Required work:
Repeat the data verbatim.

Dataset entries

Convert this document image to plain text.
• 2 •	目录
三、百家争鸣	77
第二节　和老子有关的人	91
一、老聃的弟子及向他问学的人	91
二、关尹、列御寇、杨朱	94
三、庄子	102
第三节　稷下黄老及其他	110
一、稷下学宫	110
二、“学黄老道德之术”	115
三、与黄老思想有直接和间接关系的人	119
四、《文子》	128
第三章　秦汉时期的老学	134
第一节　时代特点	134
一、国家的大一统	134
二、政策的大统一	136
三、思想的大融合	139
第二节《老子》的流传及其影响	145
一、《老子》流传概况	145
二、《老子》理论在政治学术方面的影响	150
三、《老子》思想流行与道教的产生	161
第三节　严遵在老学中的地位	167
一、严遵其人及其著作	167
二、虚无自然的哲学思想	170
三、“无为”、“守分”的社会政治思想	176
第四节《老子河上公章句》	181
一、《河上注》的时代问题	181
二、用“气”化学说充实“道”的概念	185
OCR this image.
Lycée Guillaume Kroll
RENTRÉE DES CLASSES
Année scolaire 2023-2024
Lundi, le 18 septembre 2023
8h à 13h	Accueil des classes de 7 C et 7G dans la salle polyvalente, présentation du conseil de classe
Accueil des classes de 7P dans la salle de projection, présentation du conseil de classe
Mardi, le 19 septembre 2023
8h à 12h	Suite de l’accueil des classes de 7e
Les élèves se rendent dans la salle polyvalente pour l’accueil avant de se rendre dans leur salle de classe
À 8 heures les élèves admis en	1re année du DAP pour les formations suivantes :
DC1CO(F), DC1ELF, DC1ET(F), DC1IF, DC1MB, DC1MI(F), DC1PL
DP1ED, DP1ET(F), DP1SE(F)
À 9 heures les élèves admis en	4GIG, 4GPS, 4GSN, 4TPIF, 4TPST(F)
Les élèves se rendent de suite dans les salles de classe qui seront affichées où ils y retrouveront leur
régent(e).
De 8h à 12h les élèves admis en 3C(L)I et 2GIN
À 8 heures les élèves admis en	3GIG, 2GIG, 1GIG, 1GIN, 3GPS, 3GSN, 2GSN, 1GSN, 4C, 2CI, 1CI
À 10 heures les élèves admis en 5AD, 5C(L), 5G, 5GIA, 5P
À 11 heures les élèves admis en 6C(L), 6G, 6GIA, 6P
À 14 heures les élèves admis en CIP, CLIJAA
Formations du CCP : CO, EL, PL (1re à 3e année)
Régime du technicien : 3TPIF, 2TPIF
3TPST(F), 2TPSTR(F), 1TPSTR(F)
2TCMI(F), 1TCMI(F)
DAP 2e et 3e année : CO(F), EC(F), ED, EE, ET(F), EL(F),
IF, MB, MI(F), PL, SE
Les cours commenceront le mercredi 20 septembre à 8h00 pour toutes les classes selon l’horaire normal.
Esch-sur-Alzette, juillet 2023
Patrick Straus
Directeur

Written solution:
Convert this document image to plain text.
• 2 •	目录
三、百家争鸣	77
第二节　和老子有关的人	91
一、老聃的弟子及向他问学的人	91
二、关尹、列御寇、杨朱	94
三、庄子	102
第三节　稷下黄老及其他	110
一、稷下学宫	110
二、“学黄老道德之术”	115
三、与黄老思想有直接和间接关系的人	119
四、《文子》	128
第三章　秦汉时期的老学	134
第一节　时代特点	134
一、国家的大一统	134
二、政策的大统一	136
三、思想的大融合	139
第二节《老子》的流传及其影响	145
一、《老子》流传概况	145
二、《老子》理论在政治学术方面的影响	150
三、《老子》思想流行与道教的产生	161
第三节　严遵在老学中的地位	167
一、严遵其人及其著作	167
二、虚无自然的哲学思想	170
三、“无为”、“守分”的社会政治思想	176
第四节《老子河上公章句》	181
一、《河上注》的时代问题	181
二、用“气”化学说充实“道”的概念	185
OCR this image.
Lycée Guillaume Kroll
RENTRÉE DES CLASSES
Année scolaire 2023-2024
Lundi, le 18 septembre 2023
8h à 13h	Accueil des classes de 7 C et 7G dans la salle polyvalente, présentation du conseil de classe
Accueil des classes de 7P dans la salle de projection, présentation du conseil de classe
Mardi, le 19 septembre 2023
8h à 12h	Suite de l’accueil des classes de 7e
Les élèves se rendent dans la salle polyvalente pour l’accueil avant de se rendre dans leur salle de classe
À 8 heures les élèves admis en	1re année du DAP pour les formations suivantes :
DC1CO(F), DC1ELF, DC1ET(F), DC1IF, DC1MB, DC1MI(F), DC1PL
DP1ED, DP1ET(F), DP1SE(F)
À 9 heures les élèves admis en	4GIG, 4GPS, 4GSN, 4TPIF, 4TPST(F)
Les élèves se rendent de suite dans les salles de classe qui seront affichées où ils y retrouveront leur
régent(e).
De 8h à 12h les élèves admis en 3C(L)I et 2GIN
À 8 heures les élèves admis en	3GIG, 2GIG, 1GIG, 1GIN, 3GPS, 3GSN, 2GSN, 1GSN, 4C, 2CI, 1CI
À 10 heures les élèves admis en 5AD, 5C(L), 5G, 5GIA, 5P
À 11 heures les élèves admis en 6C(L), 6G, 6GIA, 6P
À 14 heures les élèves admis en CIP, CLIJAA
Formations du CCP : CO, EL, PL (1re à 3e année)
Régime du technicien : 3TPIF, 2TPIF
3TPST(F), 2TPSTR(F), 1TPSTR(F)
2TCMI(F), 1TCMI(F)
DAP 2e et 3e année : CO(F), EC(F), ED, EE, ET(F), EL(F),
IF, MB, MI(F), PL, SE
Les cours commenceront le mercredi 20 septembre à 8h00 pour toutes les classes selon l’horaire normal.
Esch-sur-Alzette, juillet 2023
Patrick Straus
Directeur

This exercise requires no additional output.